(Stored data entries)

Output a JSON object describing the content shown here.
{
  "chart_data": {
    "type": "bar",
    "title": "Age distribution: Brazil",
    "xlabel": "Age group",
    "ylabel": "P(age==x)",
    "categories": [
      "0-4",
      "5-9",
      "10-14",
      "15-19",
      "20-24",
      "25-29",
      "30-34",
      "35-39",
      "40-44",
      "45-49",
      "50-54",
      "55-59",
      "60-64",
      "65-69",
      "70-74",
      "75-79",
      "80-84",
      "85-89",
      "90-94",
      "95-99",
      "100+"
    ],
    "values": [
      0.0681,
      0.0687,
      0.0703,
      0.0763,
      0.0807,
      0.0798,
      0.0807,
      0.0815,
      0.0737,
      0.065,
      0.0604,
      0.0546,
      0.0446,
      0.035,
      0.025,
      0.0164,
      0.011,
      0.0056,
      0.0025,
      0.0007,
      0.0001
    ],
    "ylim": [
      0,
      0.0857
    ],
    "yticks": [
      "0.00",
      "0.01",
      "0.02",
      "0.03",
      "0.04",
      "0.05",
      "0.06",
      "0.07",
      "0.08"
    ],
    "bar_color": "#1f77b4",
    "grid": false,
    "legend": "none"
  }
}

● Request: Quote all the records. Keep every word exact.

● Written solution:
Output a JSON object describing the content shown here.
{
  "chart_data": {
    "type": "bar",
    "title": "Age distribution: Brazil",
    "xlabel": "Age group",
    "ylabel": "P(age==x)",
    "categories": [
      "0-4",
      "5-9",
      "10-14",
      "15-19",
      "20-24",
      "25-29",
      "30-34",
      "35-39",
      "40-44",
      "45-49",
      "50-54",
      "55-59",
      "60-64",
      "65-69",
      "70-74",
      "75-79",
      "80-84",
      "85-89",
      "90-94",
      "95-99",
      "100+"
    ],
    "values": [
      0.0681,
      0.0687,
      0.0703,
      0.0763,
      0.0807,
      0.0798,
      0.0807,
      0.0815,
      0.0737,
      0.065,
      0.0604,
      0.0546,
      0.0446,
      0.035,
      0.025,
      0.0164,
      0.011,
      0.0056,
      0.0025,
      0.0007,
      0.0001
    ],
    "ylim": [
      0,
      0.0857
    ],
    "yticks": [
      "0.00",
      "0.01",
      "0.02",
      "0.03",
      "0.04",
      "0.05",
      "0.06",
      "0.07",
      "0.08"
    ],
    "bar_color": "#1f77b4",
    "grid": false,
    "legend": "none"
  }
}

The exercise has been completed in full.